Challenge ▸ Give an exact transcription of every line, dropping the images.

-------- Material supplied --------

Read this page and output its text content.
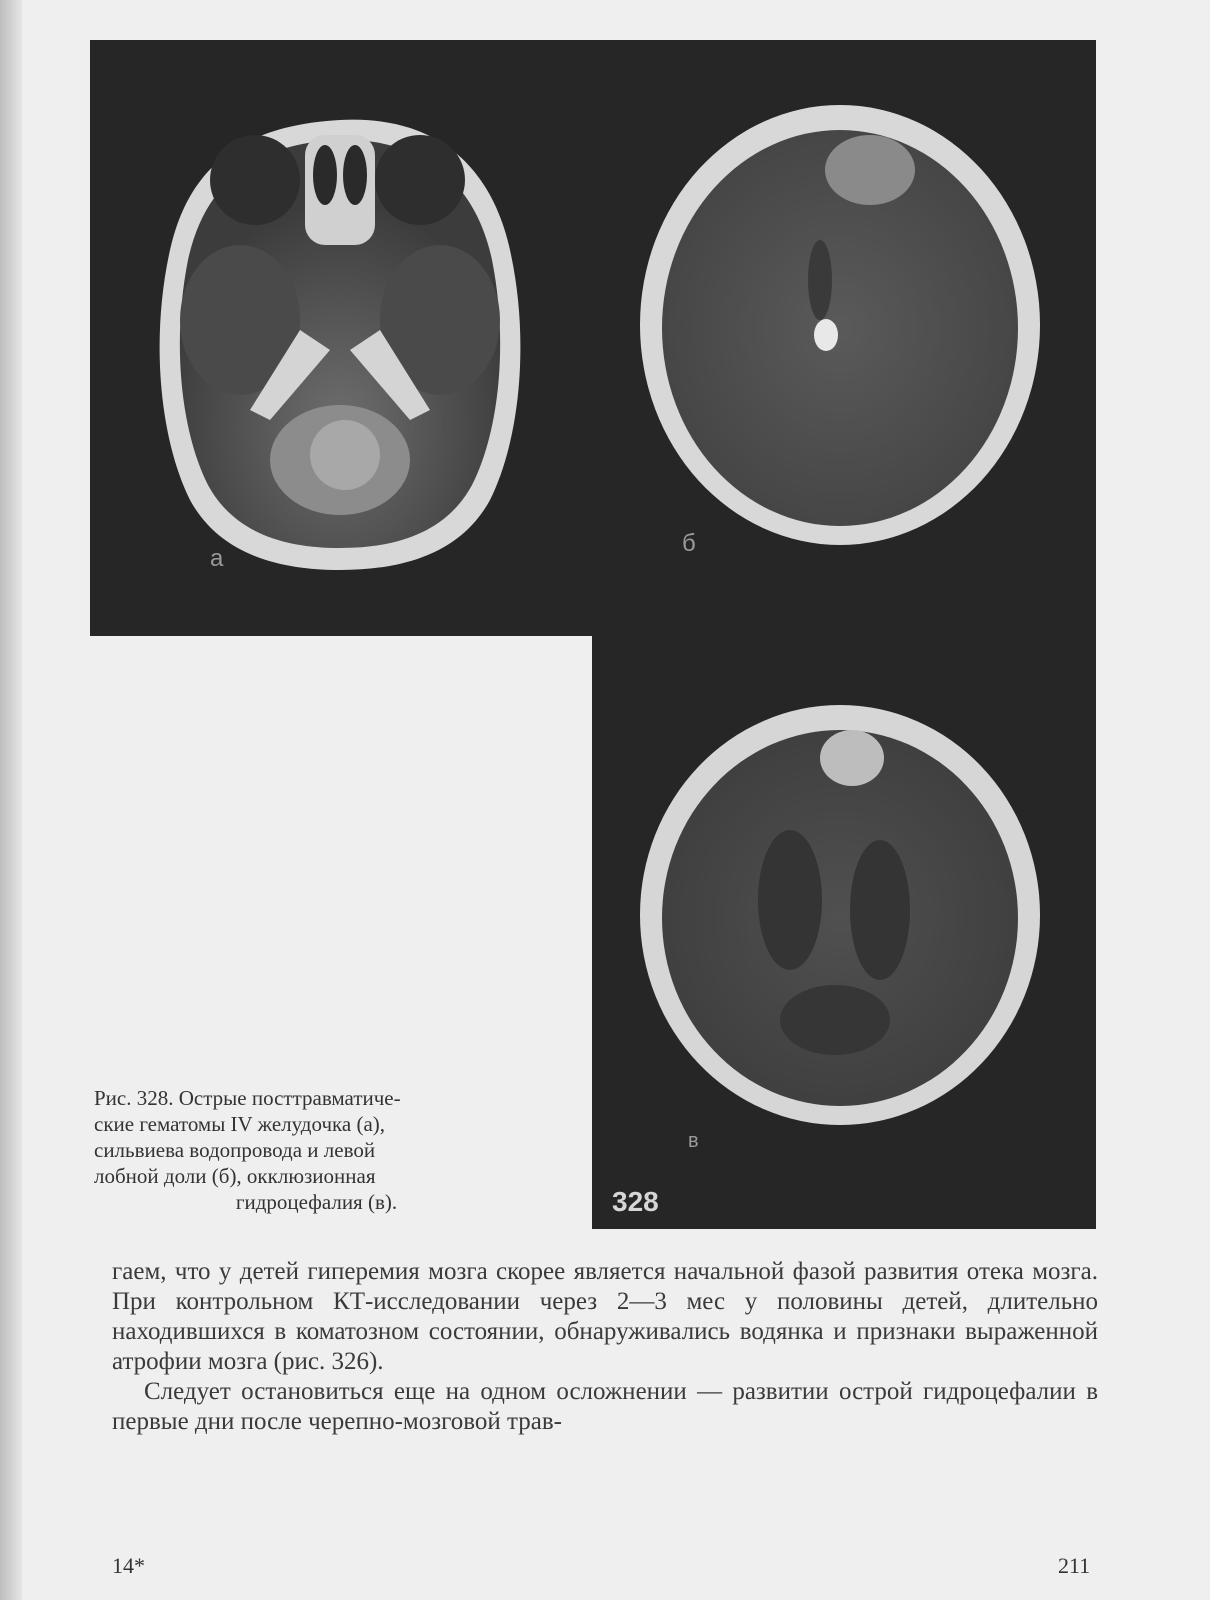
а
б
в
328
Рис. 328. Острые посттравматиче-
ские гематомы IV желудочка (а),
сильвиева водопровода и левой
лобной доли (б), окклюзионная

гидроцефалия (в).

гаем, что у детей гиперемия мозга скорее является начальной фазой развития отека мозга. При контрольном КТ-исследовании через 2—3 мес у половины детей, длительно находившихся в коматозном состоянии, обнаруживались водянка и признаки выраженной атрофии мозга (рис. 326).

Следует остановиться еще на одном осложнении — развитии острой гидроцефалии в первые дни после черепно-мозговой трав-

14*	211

--------

Exercise response ▸
Read this page and output its text content.
а
б
в
328
Рис. 328. Острые посттравматиче-
ские гематомы IV желудочка (а),
сильвиева водопровода и левой
лобной доли (б), окклюзионная

гидроцефалия (в).

гаем, что у детей гиперемия мозга скорее является начальной фазой развития отека мозга. При контрольном КТ-исследовании через 2—3 мес у половины детей, длительно находившихся в коматозном состоянии, обнаруживались водянка и признаки выраженной атрофии мозга (рис. 326).

Следует остановиться еще на одном осложнении — развитии острой гидроцефалии в первые дни после черепно-мозговой трав-

14*	211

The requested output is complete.